# WHAT YOU ARE ASKED TO DO
Find and copy each line of the records where the string "Engine" shows up.

# DATASET
○ ○ ○ ○
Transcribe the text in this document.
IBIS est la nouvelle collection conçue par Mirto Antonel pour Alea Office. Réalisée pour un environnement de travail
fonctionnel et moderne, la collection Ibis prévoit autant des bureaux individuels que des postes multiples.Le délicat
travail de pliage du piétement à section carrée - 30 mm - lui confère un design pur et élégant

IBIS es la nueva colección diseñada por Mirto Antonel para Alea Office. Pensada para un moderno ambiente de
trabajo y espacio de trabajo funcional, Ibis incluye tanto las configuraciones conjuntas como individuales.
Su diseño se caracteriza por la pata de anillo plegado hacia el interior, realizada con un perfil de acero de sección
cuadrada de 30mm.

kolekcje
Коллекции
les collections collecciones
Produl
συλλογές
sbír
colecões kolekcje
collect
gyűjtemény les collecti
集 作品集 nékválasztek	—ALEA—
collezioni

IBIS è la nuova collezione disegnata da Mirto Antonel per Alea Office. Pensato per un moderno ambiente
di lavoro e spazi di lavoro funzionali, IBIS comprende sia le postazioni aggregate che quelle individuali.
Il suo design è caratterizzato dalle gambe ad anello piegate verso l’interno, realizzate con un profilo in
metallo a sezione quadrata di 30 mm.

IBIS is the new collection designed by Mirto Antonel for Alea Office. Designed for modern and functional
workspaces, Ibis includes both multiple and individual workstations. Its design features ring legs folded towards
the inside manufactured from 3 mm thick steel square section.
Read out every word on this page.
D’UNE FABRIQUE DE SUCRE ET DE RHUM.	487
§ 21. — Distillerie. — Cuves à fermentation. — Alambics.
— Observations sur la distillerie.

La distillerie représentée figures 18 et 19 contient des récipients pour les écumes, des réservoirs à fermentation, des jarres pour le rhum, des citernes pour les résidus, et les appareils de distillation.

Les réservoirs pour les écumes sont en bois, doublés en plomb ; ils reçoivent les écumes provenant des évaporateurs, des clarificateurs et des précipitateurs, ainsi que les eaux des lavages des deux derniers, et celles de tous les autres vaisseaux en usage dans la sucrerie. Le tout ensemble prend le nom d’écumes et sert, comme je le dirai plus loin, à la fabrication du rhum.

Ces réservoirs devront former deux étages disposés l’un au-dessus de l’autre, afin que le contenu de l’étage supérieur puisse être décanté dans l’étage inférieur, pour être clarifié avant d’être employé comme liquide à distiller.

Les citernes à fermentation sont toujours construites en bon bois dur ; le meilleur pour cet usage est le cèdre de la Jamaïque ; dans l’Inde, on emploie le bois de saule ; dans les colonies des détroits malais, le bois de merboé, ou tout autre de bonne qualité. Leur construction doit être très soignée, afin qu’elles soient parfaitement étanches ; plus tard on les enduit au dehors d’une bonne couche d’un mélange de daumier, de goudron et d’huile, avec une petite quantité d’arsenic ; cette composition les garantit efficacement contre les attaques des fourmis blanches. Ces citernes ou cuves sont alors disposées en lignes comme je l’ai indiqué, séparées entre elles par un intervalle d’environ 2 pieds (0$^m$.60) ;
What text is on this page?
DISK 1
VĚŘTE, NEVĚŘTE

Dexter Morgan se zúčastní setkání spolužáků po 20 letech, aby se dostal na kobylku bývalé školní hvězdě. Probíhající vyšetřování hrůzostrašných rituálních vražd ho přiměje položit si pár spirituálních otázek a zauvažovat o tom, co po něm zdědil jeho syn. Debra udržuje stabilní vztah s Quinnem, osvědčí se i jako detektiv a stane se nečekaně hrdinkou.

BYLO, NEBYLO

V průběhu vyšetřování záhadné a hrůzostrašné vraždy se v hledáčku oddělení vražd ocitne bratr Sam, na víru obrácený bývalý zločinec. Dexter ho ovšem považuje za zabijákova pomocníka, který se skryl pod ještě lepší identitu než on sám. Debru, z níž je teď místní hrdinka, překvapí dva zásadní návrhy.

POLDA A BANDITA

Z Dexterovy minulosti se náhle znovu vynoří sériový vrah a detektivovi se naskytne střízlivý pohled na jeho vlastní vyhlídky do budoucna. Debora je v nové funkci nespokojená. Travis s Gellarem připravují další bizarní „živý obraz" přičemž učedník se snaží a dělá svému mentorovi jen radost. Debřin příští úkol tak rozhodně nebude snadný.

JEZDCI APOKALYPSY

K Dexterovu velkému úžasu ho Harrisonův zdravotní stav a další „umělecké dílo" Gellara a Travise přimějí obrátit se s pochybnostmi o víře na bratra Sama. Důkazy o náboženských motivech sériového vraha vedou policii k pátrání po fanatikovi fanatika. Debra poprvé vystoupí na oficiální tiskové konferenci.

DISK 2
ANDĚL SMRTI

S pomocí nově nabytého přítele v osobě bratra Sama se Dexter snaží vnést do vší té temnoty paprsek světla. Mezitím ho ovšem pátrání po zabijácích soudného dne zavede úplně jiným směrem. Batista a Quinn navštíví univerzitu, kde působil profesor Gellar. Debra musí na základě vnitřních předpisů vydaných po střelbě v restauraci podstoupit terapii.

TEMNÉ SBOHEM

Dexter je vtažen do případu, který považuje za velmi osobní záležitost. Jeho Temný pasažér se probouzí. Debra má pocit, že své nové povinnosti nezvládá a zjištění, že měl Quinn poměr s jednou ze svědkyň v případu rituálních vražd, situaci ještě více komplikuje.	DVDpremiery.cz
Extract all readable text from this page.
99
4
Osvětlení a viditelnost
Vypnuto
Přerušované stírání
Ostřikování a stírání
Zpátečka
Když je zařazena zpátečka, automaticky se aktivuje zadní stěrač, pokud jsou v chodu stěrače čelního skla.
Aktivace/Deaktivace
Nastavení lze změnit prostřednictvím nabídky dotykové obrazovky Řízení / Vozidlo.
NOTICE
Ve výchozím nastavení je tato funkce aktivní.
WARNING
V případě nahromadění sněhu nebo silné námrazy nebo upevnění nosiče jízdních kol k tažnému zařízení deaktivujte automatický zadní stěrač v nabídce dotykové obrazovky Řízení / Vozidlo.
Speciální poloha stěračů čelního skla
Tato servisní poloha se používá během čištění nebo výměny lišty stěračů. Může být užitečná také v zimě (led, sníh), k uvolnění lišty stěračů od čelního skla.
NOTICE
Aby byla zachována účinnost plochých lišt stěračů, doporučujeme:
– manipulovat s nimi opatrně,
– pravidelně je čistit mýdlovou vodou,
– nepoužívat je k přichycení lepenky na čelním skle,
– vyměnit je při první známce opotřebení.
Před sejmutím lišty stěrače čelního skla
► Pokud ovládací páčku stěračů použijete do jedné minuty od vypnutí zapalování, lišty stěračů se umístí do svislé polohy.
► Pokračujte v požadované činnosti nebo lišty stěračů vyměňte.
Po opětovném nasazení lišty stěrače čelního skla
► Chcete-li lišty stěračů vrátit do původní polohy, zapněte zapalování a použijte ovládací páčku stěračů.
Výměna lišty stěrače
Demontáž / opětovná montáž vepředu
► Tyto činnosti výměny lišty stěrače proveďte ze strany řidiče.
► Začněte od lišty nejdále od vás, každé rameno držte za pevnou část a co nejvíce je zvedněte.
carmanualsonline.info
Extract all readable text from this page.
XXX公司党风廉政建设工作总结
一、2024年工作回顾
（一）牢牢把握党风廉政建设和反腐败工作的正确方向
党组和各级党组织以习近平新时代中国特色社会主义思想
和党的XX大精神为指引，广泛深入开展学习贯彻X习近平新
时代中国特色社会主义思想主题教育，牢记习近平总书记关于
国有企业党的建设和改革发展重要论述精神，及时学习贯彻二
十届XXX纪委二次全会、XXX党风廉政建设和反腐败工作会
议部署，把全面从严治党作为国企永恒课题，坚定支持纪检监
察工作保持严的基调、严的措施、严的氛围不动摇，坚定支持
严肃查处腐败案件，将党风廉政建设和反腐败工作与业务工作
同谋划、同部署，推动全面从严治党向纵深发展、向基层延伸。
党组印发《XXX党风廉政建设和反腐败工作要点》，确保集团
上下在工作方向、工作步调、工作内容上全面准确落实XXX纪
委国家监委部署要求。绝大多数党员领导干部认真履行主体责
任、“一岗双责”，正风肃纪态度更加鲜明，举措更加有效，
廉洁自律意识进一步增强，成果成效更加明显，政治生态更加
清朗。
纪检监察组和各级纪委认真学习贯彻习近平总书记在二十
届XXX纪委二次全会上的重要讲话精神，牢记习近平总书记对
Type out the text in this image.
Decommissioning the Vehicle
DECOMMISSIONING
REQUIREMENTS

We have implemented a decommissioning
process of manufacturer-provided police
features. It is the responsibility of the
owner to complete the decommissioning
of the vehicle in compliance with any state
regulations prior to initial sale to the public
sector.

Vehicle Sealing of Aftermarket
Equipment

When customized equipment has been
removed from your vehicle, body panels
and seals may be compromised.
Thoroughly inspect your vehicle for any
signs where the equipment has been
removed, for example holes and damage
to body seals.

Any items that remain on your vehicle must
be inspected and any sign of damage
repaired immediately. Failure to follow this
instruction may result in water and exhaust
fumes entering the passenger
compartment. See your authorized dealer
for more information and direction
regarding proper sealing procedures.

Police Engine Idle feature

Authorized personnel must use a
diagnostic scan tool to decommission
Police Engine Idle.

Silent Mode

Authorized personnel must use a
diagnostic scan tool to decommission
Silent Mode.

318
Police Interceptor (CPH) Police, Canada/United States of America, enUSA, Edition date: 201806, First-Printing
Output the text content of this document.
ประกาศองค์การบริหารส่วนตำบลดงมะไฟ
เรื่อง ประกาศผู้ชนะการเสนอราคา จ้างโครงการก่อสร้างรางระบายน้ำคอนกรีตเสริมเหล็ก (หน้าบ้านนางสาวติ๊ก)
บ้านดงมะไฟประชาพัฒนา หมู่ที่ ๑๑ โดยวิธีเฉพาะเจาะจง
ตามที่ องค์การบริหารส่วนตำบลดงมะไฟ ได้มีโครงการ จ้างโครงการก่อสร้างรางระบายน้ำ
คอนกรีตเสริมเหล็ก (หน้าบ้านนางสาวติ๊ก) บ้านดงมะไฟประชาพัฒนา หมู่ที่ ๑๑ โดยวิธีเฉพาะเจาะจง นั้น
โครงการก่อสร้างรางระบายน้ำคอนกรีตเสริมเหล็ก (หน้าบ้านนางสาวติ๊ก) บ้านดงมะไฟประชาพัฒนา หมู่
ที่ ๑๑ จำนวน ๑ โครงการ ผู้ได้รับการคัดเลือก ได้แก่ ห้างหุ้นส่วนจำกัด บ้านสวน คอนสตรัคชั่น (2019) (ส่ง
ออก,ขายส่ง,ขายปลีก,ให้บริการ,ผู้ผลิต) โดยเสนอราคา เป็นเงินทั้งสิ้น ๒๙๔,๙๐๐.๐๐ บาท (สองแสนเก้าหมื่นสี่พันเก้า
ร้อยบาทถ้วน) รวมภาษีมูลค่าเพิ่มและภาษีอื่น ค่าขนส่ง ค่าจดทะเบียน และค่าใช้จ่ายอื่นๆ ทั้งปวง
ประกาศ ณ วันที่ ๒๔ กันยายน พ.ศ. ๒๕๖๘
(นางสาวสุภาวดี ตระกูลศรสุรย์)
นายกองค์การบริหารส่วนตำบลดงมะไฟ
○ ○ ○ ○
# COMPLETED EXERCISE
Police Engine Idle feature
Police Engine Idle.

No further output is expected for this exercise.